Given task:
Pull every line with the word "Montana" out of the entries below.

Exercise material:

────────────────────

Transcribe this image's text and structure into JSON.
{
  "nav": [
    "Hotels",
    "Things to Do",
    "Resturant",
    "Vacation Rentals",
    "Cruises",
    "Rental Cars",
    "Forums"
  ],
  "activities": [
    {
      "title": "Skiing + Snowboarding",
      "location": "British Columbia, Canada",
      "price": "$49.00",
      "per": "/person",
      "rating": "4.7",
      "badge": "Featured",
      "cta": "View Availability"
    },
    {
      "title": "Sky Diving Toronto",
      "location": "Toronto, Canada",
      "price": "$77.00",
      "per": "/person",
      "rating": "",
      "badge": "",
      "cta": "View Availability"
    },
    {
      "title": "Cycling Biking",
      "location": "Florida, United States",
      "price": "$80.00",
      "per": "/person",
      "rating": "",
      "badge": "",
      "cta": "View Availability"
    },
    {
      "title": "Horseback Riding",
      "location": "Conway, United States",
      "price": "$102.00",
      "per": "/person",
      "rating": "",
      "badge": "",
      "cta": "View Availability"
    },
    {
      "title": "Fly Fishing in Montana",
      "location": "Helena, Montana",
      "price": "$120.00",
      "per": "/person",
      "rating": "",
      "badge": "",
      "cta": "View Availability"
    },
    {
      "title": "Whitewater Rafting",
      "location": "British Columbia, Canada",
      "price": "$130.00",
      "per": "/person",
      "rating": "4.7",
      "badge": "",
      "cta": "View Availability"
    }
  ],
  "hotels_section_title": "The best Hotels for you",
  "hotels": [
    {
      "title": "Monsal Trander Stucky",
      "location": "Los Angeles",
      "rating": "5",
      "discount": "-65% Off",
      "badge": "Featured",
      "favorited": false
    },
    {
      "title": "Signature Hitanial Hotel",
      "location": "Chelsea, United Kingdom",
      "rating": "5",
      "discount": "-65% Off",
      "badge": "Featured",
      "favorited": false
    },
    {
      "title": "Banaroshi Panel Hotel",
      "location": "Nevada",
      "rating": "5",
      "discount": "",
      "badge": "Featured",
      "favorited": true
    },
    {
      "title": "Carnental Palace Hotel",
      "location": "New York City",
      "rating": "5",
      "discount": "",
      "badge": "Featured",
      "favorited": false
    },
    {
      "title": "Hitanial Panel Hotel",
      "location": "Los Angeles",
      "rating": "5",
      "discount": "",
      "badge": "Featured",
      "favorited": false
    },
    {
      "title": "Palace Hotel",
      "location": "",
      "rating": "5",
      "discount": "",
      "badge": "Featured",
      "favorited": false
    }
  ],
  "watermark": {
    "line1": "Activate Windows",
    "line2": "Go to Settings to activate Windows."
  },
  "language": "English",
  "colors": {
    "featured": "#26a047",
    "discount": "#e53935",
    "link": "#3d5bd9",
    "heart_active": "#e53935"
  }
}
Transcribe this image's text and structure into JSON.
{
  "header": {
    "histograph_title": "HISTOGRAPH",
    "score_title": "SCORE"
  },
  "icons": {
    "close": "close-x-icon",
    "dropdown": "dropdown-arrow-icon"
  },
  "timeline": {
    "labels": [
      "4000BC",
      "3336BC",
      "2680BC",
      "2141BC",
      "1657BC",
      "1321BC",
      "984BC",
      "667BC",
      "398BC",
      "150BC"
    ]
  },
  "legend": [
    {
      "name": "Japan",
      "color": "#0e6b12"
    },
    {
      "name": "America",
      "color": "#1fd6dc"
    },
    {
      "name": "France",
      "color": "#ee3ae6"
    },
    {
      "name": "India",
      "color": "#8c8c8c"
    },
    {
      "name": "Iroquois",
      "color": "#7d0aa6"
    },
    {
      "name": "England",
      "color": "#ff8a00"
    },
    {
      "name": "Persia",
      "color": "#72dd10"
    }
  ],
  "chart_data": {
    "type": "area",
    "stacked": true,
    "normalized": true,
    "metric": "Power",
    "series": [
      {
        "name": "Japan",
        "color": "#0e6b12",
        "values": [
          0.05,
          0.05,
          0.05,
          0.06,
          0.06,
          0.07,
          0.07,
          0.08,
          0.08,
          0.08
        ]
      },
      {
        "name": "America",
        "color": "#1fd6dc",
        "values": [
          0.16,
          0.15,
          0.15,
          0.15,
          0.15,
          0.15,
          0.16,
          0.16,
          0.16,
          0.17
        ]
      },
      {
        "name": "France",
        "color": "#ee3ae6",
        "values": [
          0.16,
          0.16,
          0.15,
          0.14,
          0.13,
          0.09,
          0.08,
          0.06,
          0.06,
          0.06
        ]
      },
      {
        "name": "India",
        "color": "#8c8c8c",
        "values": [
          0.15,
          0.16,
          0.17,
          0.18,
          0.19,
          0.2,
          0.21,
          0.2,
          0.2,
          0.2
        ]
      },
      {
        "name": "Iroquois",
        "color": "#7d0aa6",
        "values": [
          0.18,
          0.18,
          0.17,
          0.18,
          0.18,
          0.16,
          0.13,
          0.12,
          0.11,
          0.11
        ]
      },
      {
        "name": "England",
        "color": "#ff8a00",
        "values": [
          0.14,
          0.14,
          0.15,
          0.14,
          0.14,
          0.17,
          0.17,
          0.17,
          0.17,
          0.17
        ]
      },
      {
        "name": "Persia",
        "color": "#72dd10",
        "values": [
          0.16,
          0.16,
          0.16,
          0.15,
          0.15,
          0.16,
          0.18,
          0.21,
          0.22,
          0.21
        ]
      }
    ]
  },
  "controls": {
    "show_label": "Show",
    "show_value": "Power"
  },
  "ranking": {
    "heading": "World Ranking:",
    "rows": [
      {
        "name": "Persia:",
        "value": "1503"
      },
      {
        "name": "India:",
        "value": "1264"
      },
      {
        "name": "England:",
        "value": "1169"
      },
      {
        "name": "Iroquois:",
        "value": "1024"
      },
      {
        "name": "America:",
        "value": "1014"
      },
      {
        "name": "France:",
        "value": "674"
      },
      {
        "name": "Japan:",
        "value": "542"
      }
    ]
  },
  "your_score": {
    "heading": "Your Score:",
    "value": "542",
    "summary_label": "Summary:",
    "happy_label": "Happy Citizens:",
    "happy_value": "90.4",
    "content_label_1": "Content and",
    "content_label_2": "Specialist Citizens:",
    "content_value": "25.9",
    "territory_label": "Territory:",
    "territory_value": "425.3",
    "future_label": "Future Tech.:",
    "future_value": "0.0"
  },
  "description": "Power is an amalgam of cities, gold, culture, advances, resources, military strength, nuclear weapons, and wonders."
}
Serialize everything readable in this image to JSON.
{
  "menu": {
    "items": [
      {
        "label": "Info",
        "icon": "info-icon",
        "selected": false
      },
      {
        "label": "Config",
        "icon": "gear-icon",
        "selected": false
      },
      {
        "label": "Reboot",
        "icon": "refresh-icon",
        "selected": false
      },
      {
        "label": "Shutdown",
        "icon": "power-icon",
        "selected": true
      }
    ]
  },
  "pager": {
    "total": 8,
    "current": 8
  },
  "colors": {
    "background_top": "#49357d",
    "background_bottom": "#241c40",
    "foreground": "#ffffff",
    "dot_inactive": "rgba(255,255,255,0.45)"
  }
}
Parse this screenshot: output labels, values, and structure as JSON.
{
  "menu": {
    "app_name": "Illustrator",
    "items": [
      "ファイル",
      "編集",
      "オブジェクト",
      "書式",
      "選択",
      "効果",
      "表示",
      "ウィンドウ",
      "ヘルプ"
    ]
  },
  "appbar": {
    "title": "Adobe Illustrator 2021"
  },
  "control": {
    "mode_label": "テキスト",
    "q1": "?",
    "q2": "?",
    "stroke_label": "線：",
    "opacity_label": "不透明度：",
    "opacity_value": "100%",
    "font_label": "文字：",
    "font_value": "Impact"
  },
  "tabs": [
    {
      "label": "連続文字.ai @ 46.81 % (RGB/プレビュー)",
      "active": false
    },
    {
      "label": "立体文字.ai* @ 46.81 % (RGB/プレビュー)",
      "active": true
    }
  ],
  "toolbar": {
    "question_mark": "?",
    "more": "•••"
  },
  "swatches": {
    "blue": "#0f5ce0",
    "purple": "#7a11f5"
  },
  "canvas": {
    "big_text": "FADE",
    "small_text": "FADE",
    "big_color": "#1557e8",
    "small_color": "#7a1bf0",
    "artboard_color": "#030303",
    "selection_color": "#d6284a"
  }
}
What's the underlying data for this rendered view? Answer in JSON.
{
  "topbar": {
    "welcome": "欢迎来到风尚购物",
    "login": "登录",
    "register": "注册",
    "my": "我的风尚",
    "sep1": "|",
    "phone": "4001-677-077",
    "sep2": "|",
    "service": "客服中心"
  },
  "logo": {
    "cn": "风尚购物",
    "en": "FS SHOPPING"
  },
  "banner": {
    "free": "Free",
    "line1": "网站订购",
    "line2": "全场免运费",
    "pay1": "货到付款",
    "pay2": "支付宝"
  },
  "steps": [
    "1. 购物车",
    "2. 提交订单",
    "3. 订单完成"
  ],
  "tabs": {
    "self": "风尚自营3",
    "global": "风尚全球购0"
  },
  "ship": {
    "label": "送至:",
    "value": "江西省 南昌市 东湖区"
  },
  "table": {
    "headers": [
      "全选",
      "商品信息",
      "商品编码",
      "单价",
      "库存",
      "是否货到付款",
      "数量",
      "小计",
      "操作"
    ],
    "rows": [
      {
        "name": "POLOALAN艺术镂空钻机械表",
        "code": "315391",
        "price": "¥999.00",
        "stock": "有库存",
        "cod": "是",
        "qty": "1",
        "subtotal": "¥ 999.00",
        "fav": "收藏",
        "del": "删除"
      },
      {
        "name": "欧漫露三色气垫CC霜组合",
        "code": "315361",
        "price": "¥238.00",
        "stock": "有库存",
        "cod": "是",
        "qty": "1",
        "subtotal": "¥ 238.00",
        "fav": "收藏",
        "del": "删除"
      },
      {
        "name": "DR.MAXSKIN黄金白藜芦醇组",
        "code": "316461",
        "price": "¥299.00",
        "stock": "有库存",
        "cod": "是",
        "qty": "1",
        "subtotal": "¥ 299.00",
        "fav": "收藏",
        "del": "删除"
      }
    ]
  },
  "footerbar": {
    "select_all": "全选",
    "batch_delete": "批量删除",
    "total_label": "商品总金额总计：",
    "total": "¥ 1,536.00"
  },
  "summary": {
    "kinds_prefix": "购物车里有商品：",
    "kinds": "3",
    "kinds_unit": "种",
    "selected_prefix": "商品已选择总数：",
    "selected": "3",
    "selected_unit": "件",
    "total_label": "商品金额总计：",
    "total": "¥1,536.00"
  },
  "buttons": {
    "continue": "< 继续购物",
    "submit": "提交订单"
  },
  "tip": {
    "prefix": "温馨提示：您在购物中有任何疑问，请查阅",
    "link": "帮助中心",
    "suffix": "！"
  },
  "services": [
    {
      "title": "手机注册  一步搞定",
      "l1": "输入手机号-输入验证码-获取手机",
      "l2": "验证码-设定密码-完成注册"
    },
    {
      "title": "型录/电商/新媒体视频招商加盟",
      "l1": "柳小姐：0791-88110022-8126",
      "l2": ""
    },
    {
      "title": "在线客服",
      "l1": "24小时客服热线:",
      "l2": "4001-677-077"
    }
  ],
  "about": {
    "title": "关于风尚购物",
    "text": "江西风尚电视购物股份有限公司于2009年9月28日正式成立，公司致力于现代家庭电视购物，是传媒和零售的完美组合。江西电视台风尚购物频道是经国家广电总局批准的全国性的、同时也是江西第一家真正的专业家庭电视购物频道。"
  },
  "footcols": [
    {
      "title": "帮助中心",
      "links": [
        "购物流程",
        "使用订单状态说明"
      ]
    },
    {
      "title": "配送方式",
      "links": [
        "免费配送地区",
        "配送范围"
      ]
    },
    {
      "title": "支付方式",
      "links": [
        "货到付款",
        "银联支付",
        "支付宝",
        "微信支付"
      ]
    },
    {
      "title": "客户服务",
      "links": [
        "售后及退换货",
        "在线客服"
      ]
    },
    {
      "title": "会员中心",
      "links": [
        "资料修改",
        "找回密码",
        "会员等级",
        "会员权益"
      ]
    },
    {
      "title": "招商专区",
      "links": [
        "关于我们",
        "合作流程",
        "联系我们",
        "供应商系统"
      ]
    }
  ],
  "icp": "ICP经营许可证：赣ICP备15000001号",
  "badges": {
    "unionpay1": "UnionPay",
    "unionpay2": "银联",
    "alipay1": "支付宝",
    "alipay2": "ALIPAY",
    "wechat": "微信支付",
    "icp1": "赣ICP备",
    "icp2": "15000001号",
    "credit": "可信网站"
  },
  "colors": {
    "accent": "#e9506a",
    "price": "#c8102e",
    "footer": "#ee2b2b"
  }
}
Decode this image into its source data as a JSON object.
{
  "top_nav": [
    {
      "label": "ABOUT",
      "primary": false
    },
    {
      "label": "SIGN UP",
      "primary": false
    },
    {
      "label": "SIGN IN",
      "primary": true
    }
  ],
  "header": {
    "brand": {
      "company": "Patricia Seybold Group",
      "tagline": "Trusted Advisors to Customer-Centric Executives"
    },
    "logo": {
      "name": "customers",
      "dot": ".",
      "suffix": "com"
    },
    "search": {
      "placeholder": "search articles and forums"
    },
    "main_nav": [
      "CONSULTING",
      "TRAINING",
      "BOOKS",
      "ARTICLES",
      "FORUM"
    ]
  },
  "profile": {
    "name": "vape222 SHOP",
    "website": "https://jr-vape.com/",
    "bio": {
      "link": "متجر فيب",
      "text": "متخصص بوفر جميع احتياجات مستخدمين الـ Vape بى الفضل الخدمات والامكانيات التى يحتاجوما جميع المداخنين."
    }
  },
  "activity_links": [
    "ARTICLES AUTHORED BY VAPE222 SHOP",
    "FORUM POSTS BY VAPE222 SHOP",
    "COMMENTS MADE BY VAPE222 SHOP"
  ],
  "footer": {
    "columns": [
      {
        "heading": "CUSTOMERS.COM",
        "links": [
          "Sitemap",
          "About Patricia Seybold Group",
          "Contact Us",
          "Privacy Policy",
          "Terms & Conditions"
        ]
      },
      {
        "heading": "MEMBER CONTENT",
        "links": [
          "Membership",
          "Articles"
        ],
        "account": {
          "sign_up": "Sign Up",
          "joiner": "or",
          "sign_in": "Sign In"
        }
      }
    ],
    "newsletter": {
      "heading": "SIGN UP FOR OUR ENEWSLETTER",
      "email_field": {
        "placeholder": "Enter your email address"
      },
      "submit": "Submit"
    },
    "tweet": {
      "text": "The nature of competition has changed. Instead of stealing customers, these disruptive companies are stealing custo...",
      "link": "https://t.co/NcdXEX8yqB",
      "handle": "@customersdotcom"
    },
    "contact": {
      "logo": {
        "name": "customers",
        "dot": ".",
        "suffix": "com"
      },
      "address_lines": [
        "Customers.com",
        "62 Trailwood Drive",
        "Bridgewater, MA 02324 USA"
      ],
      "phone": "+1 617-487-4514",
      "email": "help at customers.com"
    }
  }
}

────────────────────

Written reply:
      "title": "Fly Fishing in Montana",
      "location": "Helena, Montana",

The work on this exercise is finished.